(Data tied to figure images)
○ ○ ○ ○ ○

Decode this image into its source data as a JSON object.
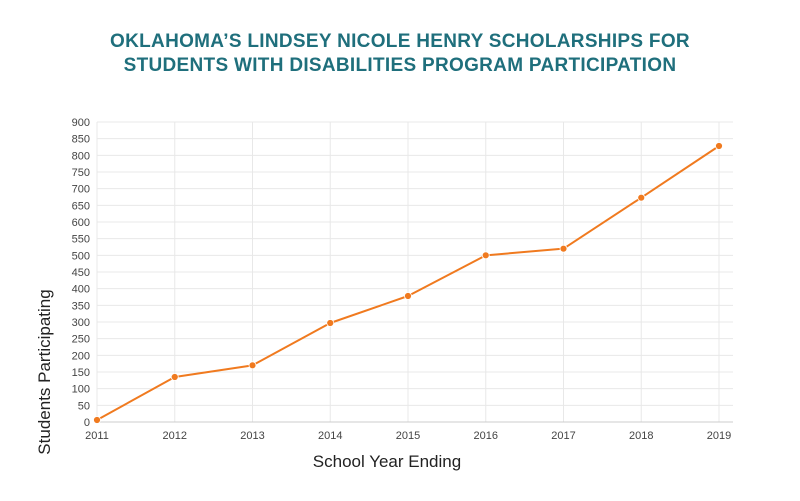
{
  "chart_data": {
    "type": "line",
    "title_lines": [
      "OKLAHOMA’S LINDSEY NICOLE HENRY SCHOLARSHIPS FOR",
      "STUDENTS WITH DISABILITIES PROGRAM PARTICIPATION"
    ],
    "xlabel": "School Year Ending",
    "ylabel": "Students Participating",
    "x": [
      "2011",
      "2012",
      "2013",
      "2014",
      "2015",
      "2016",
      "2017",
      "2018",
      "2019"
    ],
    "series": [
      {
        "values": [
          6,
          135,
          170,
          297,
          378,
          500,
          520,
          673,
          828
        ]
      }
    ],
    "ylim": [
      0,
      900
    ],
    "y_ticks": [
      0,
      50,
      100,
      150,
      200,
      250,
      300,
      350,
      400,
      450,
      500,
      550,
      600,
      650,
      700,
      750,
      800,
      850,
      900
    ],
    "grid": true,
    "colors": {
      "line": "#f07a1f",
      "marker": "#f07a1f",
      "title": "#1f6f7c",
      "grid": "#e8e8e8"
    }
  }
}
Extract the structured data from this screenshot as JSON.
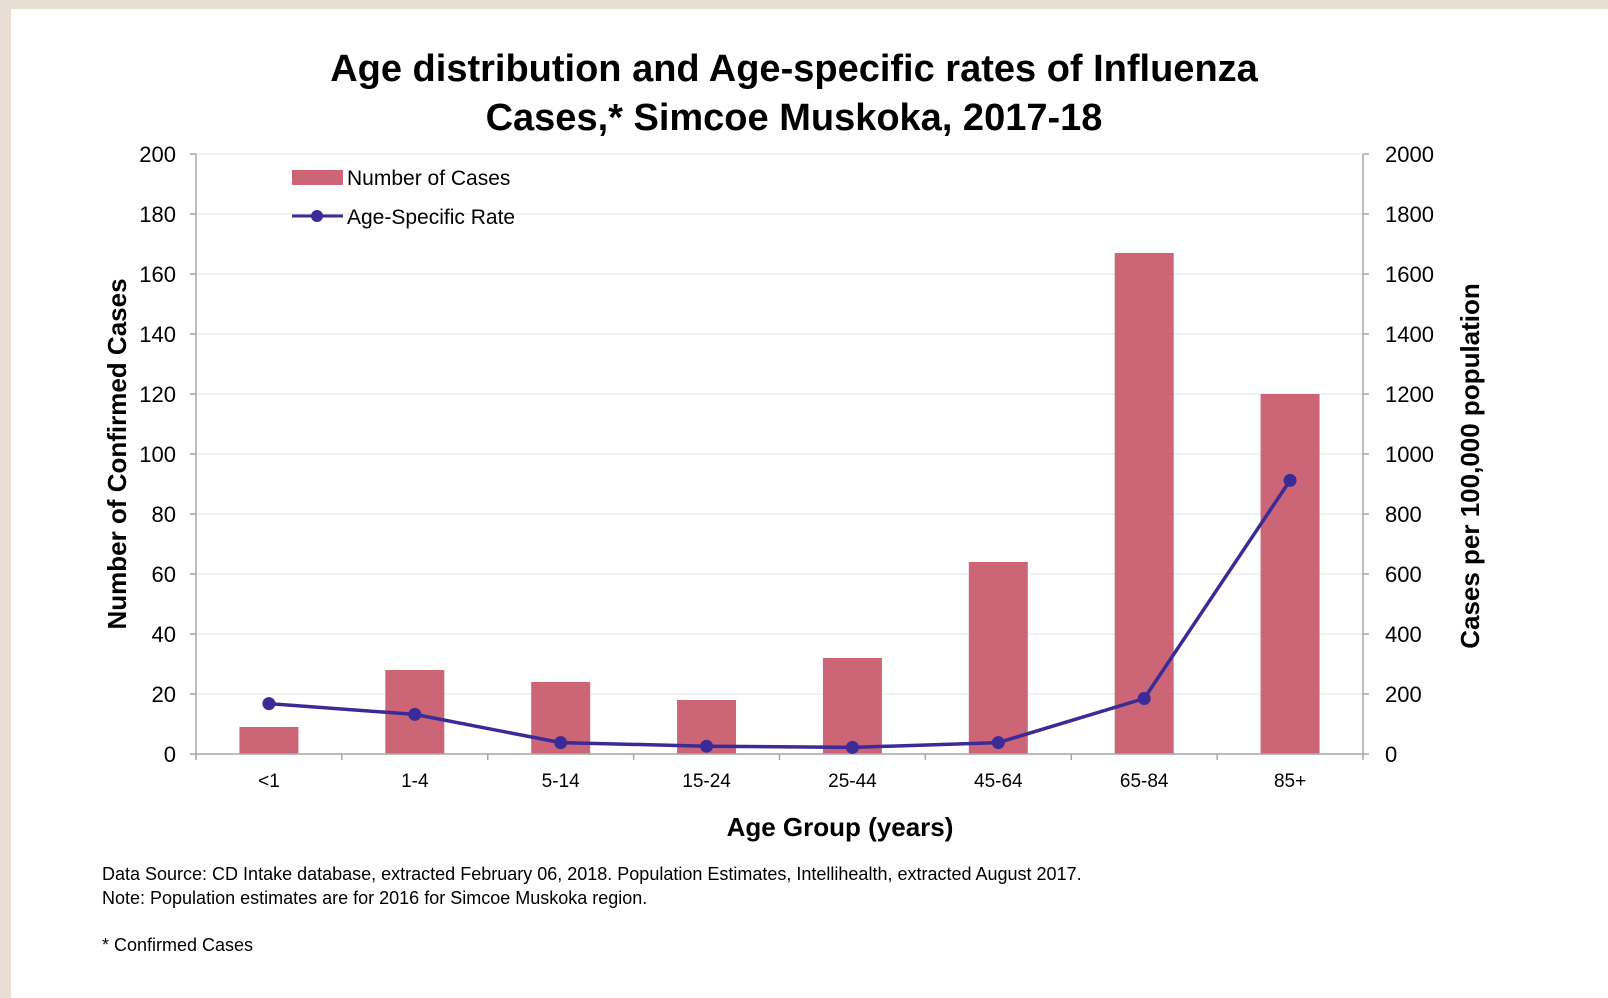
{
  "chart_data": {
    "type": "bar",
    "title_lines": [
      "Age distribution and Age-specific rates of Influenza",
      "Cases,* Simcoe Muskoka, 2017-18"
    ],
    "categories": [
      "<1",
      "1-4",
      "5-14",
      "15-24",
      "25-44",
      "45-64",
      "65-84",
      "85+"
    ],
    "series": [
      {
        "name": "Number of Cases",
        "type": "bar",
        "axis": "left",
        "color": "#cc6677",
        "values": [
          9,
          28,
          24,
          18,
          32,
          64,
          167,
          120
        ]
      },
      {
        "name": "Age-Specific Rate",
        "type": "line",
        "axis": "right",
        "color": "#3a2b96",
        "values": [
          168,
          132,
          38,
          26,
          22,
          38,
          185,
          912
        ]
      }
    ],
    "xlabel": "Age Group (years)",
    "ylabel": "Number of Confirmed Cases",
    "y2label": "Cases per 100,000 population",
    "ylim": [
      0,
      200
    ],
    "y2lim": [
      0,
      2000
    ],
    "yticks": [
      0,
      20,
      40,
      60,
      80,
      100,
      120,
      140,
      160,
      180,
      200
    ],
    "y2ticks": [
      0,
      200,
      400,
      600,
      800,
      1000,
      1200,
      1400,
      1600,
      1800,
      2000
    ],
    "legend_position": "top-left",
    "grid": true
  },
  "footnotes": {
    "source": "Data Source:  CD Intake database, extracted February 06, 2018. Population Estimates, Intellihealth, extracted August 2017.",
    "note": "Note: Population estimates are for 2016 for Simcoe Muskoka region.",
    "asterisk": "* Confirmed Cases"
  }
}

○ ○ ○ ○ ○

TO DO: Provide the number of lines in the data above that contain the string "Simcoe", and nothing else.

RESPONSE TO THE TASK: 2